Given data →
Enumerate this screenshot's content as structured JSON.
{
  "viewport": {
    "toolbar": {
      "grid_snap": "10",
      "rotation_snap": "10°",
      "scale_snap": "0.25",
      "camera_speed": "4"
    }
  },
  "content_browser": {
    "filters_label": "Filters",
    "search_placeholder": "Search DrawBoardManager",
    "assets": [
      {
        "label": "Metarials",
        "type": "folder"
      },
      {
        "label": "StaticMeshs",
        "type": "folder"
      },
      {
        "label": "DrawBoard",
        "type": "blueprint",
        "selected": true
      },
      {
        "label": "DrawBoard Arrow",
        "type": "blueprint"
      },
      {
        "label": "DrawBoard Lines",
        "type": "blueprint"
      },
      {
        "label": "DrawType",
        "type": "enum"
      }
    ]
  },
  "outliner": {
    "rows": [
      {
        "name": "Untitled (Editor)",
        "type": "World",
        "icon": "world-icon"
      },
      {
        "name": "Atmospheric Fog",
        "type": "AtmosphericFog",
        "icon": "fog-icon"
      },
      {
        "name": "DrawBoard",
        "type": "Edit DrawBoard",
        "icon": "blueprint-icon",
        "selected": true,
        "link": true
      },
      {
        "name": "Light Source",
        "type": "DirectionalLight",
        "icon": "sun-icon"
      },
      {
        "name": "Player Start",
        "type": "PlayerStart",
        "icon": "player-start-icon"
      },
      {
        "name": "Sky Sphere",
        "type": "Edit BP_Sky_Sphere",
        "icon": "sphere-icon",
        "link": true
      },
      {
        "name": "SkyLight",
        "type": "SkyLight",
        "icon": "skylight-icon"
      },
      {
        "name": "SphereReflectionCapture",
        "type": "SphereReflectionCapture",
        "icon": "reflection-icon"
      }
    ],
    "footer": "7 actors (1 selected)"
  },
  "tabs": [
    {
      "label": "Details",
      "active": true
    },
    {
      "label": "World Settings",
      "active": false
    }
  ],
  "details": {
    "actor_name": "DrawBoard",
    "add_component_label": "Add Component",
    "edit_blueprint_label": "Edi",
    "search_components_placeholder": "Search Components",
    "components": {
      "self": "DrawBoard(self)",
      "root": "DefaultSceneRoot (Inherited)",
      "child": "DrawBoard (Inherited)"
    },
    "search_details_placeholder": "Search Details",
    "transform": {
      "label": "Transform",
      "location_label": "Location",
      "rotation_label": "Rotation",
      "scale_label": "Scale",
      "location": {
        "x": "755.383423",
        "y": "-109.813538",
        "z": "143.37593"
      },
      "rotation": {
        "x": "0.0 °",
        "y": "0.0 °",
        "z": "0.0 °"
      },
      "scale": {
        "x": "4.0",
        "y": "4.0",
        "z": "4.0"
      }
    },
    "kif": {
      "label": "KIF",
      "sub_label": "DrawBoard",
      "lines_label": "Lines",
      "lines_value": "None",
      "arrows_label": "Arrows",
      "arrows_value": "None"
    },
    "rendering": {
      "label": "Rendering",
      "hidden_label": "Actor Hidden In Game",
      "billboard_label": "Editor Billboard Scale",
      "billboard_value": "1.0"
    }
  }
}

What to work on → Locate the lines above that contain "Inherited" and copy them.

Response for this exercise →
      "root": "DefaultSceneRoot (Inherited)",
      "child": "DrawBoard (Inherited)"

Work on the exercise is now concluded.